# Records from a data collection:
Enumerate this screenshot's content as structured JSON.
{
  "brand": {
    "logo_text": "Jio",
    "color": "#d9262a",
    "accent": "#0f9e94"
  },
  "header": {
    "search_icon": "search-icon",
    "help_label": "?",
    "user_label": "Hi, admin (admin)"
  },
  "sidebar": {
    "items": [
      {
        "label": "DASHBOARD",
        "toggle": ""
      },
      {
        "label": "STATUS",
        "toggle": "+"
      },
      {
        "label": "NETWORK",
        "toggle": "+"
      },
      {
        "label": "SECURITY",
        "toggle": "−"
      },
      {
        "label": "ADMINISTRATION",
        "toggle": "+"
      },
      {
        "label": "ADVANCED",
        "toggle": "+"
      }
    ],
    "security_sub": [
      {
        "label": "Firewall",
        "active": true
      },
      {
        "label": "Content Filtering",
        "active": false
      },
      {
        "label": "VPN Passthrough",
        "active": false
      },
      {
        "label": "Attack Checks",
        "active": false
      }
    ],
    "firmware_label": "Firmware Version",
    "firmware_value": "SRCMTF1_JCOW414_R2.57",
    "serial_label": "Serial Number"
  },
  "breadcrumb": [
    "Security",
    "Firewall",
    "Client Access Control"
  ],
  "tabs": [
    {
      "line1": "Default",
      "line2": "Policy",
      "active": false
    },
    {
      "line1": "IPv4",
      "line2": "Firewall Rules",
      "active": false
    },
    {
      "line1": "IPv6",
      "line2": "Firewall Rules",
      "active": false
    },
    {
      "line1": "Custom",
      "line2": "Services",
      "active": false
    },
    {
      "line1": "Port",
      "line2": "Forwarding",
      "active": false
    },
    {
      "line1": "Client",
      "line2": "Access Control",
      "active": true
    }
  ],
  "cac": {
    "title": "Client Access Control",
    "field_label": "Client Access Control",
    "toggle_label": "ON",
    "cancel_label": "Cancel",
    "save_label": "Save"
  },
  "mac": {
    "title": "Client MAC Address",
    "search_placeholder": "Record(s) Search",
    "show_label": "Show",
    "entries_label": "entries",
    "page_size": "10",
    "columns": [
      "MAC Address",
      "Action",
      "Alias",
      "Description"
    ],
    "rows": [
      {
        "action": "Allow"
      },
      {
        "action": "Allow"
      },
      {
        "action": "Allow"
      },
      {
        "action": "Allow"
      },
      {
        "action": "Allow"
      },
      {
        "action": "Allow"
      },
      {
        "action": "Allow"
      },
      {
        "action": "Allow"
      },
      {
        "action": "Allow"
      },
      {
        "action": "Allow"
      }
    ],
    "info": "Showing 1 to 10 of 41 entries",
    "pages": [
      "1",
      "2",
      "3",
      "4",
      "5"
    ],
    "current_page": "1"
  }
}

==

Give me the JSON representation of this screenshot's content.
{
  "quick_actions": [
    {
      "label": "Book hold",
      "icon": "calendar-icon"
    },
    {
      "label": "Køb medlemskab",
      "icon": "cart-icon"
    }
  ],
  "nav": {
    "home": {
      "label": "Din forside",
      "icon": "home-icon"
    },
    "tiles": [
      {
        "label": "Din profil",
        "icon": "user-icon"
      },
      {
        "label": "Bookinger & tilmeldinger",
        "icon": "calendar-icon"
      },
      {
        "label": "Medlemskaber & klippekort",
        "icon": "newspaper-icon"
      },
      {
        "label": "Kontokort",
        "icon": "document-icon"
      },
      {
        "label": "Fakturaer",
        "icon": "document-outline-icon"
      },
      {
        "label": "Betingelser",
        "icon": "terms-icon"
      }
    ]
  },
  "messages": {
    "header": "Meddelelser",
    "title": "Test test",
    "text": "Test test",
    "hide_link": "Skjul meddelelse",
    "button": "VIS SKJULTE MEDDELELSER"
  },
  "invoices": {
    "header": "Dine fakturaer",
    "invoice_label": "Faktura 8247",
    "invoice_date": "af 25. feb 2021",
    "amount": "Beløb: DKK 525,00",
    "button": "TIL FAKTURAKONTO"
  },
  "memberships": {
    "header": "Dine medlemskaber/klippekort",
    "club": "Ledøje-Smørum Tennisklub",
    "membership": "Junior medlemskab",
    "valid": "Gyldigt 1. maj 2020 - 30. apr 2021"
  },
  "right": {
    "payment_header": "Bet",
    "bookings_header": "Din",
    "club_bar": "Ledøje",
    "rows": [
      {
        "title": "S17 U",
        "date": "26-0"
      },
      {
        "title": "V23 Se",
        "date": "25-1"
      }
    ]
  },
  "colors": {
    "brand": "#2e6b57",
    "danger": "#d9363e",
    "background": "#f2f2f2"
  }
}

--

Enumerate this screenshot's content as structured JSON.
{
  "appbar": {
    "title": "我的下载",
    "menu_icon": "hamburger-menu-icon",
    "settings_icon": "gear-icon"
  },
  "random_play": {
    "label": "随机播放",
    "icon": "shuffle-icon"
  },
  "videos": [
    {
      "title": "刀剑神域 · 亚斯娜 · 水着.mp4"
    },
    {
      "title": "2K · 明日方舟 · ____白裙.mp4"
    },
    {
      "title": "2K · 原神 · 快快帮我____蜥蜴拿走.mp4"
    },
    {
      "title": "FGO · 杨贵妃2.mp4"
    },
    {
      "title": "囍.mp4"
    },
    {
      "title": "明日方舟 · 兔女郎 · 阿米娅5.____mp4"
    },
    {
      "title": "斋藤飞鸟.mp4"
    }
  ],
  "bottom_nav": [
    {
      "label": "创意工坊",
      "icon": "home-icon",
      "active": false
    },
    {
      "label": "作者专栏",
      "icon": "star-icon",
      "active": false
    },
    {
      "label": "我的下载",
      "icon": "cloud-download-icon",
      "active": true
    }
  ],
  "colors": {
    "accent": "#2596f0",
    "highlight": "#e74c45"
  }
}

# Task prompt:
Copy out every line with the word "明日方舟".

# Full response:
      "title": "2K · 明日方舟 · ____白裙.mp4"
      "title": "明日方舟 · 兔女郎 · 阿米娅5.____mp4"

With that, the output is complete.